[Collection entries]
================
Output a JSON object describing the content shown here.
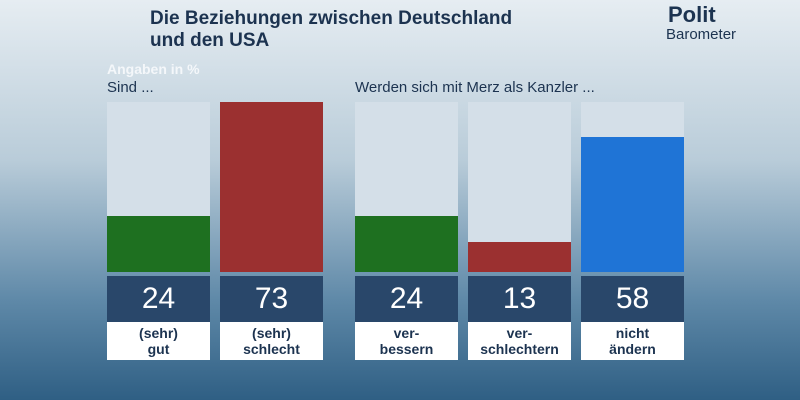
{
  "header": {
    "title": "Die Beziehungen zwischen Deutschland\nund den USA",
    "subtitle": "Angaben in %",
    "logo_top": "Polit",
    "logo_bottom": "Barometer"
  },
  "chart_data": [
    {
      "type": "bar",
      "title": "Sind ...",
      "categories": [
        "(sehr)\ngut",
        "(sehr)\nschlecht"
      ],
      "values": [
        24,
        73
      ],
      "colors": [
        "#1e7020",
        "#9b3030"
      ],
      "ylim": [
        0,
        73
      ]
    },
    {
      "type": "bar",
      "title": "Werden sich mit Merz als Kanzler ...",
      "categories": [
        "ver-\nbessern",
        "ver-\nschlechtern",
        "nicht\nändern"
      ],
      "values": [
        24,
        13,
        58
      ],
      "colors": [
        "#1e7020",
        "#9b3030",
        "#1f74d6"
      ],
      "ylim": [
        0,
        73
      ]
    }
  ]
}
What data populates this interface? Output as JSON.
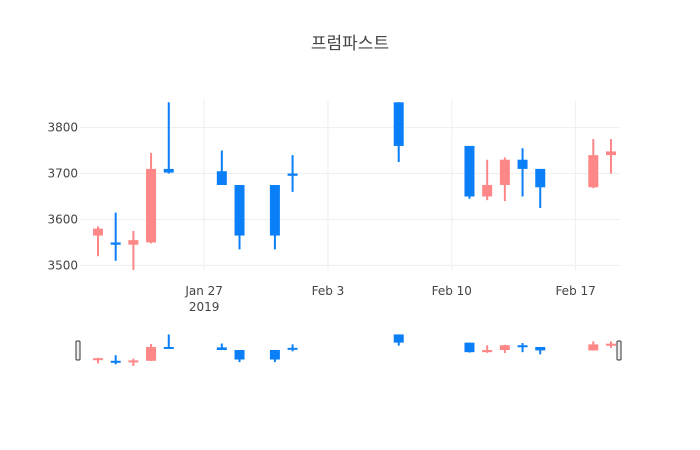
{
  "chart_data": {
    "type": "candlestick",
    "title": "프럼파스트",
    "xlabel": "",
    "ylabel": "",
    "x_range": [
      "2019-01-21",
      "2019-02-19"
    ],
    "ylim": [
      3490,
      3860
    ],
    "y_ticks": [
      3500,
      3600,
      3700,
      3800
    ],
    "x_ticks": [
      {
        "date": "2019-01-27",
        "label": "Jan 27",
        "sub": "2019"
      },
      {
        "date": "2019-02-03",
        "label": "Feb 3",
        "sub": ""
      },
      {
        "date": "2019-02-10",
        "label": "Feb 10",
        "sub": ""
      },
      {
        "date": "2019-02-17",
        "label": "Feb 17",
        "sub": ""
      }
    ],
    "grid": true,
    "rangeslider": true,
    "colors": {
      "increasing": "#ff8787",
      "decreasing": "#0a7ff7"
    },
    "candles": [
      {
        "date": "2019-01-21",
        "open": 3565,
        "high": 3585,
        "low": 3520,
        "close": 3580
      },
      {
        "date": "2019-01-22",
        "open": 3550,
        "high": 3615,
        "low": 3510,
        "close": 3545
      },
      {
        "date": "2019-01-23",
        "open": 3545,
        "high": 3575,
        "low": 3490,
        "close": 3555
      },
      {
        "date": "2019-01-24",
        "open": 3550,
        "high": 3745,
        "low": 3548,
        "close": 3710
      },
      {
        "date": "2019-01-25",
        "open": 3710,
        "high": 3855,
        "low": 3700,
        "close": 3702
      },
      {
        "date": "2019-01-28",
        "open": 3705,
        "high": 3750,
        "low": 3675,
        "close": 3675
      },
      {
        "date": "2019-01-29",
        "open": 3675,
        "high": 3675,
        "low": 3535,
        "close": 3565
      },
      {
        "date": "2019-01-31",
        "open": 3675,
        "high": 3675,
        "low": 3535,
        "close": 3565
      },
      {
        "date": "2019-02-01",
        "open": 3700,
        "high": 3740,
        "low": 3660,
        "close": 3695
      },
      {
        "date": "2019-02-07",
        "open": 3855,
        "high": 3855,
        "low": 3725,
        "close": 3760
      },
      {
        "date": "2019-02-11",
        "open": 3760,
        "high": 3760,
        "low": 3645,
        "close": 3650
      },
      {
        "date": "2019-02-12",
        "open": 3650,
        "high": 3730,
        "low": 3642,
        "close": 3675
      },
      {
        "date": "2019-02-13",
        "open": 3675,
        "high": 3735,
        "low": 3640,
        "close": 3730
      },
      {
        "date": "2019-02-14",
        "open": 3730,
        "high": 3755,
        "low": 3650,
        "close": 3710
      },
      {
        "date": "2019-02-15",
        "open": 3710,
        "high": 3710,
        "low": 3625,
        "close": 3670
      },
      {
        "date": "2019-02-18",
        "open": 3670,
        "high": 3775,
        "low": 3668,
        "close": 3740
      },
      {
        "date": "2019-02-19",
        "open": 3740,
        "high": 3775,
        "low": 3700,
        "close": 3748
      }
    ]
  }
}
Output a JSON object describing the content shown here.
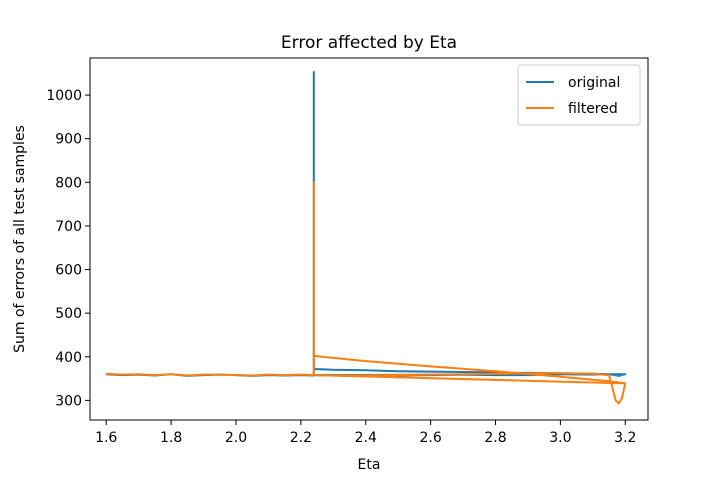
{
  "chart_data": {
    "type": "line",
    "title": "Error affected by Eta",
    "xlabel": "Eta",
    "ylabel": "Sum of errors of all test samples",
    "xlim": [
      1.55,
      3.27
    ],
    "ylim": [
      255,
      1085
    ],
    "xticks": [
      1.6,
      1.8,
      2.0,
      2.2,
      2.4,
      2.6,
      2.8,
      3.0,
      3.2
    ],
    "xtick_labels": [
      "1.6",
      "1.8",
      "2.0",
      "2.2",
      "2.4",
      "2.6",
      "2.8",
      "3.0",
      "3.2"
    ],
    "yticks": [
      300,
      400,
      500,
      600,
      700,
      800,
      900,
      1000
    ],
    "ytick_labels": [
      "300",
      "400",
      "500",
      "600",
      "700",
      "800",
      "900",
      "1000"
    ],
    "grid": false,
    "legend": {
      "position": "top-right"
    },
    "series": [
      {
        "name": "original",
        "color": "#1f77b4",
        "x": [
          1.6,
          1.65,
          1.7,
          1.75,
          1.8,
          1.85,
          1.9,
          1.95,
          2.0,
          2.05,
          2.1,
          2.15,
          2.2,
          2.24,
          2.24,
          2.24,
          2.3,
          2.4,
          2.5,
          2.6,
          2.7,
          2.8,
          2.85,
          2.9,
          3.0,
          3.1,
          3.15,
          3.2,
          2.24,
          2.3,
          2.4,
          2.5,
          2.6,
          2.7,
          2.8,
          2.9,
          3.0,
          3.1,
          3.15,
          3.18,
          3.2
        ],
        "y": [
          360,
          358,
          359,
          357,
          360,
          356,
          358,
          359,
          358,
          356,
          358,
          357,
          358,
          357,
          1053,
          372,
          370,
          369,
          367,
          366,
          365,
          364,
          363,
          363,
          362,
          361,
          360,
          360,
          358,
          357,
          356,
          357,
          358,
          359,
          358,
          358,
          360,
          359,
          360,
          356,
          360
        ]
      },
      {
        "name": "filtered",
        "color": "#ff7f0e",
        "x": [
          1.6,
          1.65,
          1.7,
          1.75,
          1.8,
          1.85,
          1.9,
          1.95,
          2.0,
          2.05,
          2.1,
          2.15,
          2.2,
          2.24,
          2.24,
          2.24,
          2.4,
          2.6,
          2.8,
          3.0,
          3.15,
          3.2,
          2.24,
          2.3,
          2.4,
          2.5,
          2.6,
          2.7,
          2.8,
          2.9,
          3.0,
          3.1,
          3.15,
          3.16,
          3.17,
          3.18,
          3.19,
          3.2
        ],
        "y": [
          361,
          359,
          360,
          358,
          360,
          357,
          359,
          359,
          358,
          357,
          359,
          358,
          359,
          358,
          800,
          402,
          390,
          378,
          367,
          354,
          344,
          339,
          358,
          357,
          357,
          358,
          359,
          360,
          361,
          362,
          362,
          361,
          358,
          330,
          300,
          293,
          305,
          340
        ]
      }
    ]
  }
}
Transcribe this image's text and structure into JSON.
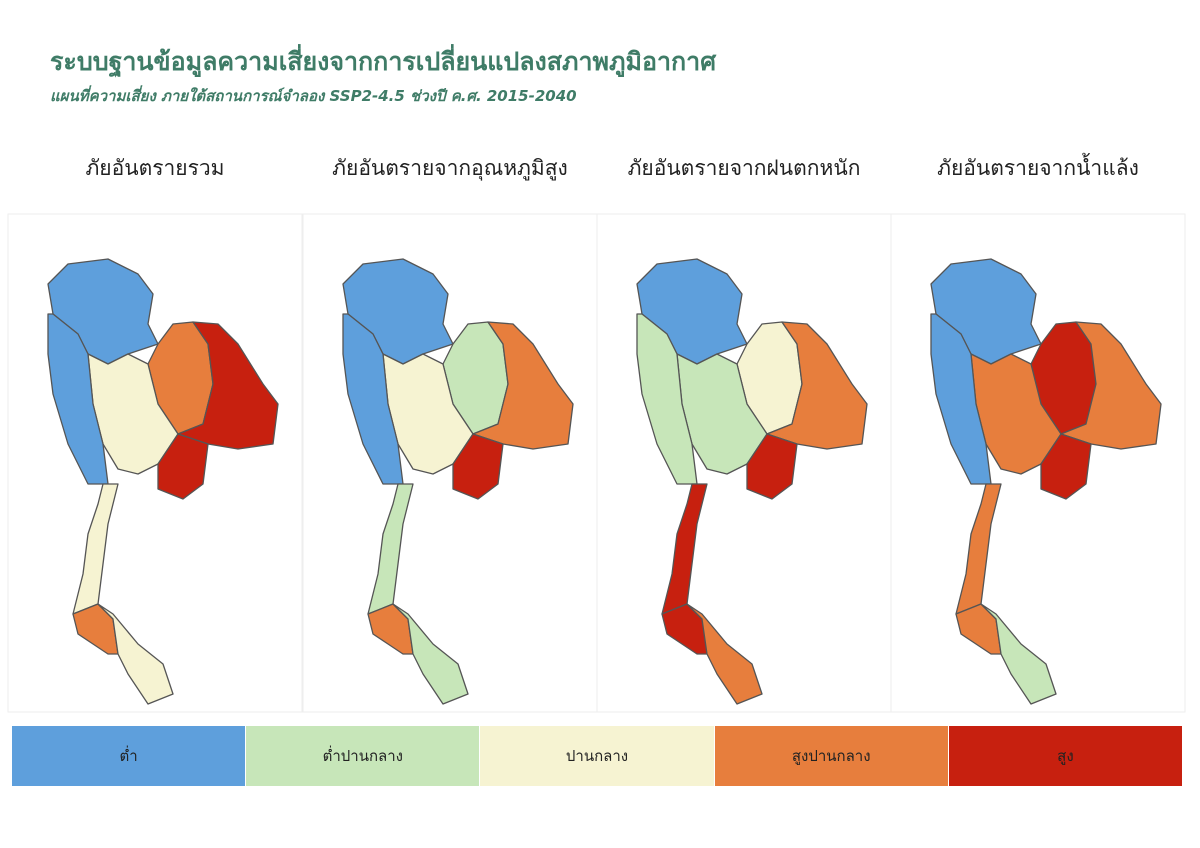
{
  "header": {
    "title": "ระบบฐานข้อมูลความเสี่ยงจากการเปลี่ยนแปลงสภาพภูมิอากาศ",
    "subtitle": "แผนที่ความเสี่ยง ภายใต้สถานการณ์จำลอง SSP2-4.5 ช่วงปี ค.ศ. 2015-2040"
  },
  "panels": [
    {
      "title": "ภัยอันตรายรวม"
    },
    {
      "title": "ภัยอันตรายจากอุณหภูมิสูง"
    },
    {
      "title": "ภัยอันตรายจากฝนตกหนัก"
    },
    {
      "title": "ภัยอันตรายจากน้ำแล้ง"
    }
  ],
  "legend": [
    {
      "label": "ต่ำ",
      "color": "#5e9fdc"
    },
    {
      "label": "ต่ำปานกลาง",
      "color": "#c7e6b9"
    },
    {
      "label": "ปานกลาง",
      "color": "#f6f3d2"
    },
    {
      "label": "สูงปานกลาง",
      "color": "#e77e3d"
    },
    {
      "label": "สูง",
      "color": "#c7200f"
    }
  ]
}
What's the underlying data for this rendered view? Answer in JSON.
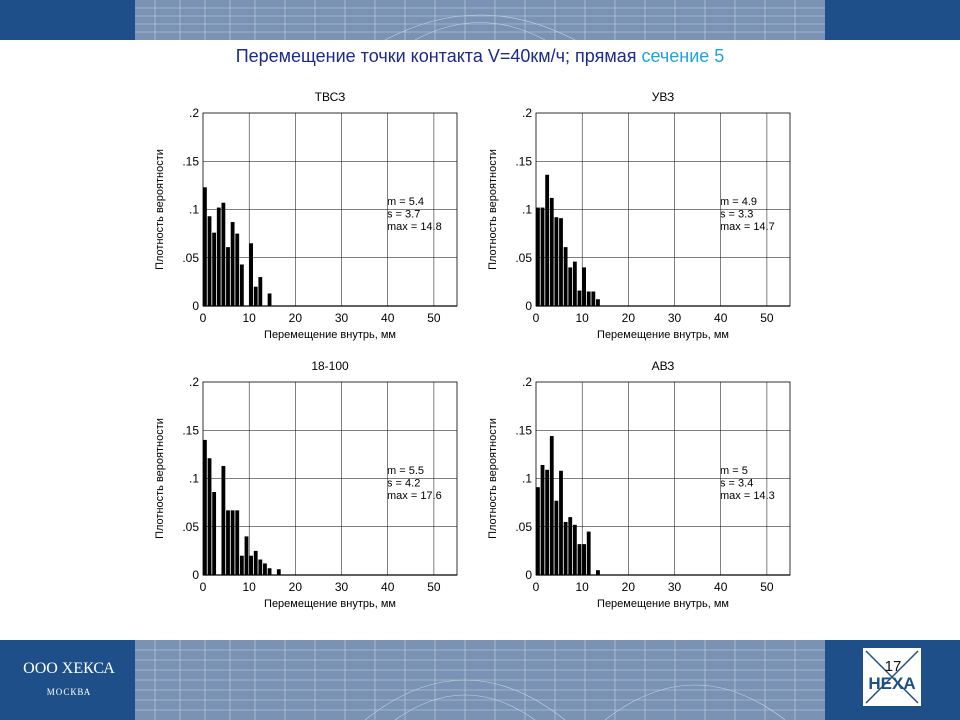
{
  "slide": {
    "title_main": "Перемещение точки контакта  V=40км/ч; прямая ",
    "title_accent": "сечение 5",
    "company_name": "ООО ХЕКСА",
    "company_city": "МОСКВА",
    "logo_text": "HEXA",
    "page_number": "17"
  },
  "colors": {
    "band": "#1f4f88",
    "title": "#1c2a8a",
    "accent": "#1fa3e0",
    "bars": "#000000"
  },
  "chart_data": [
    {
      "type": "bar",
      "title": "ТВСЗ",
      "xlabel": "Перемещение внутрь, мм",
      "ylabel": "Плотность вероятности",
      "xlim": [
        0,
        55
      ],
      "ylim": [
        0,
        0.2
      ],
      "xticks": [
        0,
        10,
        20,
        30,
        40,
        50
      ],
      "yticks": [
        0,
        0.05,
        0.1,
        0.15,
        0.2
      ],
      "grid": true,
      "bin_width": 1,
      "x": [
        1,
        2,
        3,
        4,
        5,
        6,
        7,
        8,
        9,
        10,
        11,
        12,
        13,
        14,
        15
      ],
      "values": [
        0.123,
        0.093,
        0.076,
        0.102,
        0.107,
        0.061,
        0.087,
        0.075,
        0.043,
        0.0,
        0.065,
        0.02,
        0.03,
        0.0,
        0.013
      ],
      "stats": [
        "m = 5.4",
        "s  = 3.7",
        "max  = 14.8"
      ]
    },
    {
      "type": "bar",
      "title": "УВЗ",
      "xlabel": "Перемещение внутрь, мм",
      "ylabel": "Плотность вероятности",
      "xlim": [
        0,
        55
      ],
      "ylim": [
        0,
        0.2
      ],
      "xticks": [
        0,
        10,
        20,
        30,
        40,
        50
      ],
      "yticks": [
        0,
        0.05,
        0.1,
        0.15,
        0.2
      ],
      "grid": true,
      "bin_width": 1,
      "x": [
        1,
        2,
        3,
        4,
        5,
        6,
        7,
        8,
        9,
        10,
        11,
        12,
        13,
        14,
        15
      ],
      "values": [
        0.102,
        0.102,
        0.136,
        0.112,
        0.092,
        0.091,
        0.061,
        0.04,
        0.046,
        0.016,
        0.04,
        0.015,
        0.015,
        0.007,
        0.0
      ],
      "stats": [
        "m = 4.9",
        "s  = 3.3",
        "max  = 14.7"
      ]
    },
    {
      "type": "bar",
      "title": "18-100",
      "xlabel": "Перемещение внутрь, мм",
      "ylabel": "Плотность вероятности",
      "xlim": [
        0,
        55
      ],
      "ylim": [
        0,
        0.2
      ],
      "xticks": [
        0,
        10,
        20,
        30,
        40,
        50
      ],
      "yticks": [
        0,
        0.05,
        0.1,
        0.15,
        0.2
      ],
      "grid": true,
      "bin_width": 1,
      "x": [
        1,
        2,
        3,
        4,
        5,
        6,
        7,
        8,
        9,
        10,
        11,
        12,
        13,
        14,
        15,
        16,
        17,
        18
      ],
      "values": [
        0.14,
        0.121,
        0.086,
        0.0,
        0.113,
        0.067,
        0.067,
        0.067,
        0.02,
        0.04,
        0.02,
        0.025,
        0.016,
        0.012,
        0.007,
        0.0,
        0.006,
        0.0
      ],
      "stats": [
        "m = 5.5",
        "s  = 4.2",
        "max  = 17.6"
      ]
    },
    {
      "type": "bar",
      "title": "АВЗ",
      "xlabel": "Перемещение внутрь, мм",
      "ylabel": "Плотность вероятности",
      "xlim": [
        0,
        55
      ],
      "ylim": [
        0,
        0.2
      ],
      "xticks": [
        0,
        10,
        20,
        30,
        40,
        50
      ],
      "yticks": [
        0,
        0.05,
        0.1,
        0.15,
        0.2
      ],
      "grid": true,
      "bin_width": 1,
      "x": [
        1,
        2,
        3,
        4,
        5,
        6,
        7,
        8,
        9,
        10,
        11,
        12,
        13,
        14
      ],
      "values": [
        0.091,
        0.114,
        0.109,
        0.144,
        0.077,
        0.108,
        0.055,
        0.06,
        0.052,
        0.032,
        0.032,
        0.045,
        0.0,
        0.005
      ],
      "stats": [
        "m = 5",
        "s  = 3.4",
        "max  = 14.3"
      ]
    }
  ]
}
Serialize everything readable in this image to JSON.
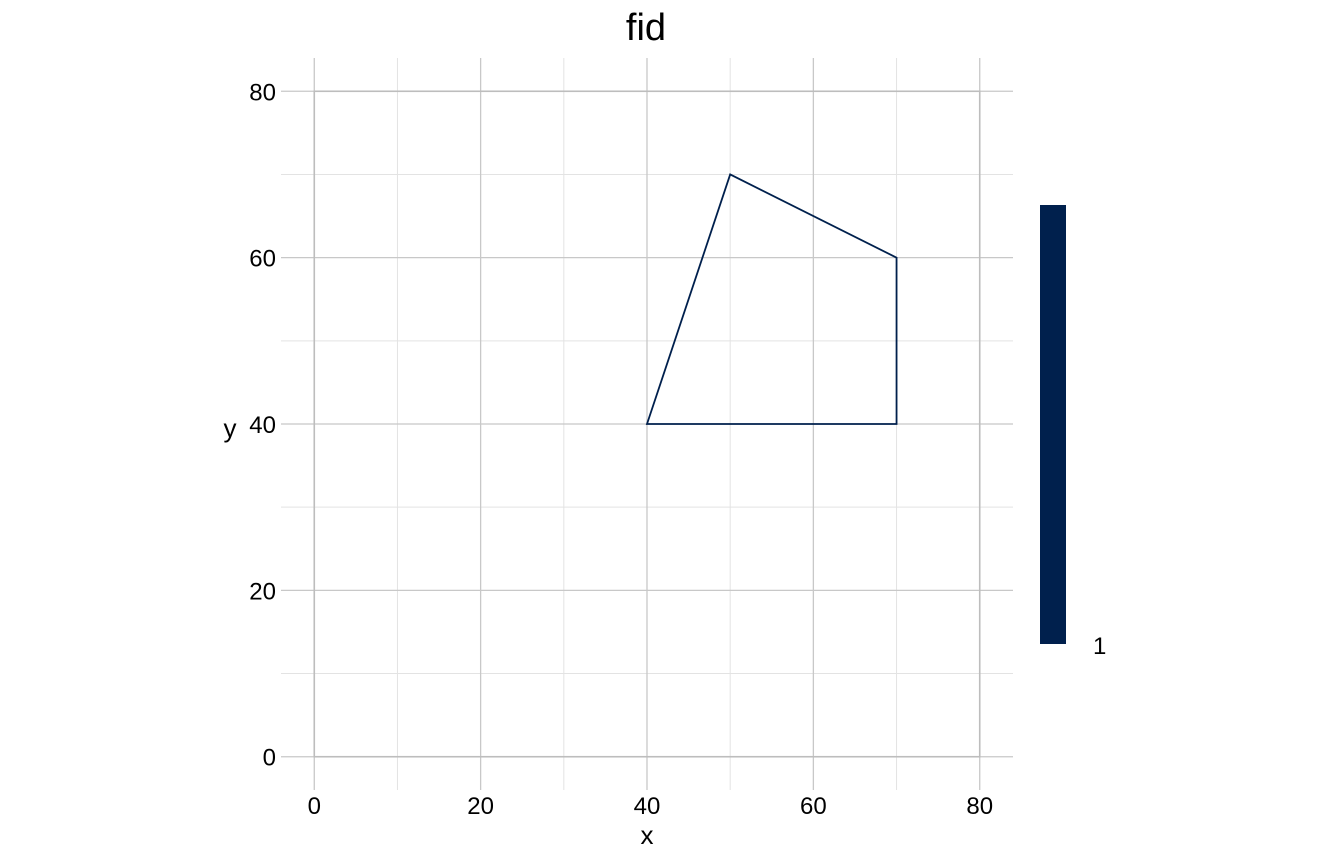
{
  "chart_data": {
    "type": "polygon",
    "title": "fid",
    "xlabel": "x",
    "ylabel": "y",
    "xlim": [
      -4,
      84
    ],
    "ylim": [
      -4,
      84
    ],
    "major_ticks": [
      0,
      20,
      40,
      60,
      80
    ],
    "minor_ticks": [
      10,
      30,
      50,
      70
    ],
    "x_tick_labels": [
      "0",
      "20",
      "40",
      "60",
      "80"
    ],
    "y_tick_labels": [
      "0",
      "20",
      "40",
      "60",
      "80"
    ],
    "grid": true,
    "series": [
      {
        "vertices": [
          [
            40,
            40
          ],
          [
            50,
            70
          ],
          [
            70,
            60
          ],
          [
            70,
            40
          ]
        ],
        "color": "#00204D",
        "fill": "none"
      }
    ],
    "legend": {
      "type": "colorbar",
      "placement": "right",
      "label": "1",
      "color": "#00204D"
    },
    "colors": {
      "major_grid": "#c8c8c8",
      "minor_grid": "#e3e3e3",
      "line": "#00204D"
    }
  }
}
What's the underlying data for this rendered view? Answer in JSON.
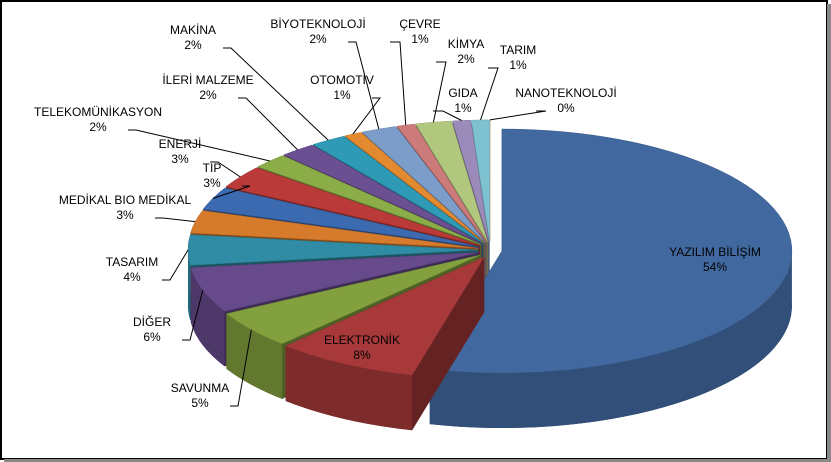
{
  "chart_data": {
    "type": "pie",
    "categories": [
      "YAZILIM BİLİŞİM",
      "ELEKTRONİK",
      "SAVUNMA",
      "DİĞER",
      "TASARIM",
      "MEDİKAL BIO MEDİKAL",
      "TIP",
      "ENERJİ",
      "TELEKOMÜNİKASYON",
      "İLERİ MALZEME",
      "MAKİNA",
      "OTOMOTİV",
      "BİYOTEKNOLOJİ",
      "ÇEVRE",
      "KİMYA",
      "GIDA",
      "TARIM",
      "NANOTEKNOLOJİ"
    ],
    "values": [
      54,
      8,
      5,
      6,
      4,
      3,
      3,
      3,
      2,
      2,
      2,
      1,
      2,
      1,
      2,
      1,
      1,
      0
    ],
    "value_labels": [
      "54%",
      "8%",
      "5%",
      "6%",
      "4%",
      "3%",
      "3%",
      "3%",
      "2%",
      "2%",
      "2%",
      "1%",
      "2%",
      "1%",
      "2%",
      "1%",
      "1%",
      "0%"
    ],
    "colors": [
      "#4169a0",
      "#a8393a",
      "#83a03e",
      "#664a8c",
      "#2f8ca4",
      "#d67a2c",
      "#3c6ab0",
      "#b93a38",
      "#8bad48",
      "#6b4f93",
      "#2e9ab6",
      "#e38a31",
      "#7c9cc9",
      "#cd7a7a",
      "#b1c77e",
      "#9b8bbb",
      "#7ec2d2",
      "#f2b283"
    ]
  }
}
================
◆ YOUR TASK ◆
Identify every line above that includes the word "JSON", and show those lines.

◆ SOLUTION ◆
Output a JSON object describing the content shown here.
What data populates this interface? Output as JSON.
Output a JSON object describing the content shown here.
Transcribe this image's text and structure into JSON.
What's the underlying data for this rendered view? Answer in JSON.
Serialize everything readable in this image to JSON.
What's the underlying data for this rendered view? Answer in JSON.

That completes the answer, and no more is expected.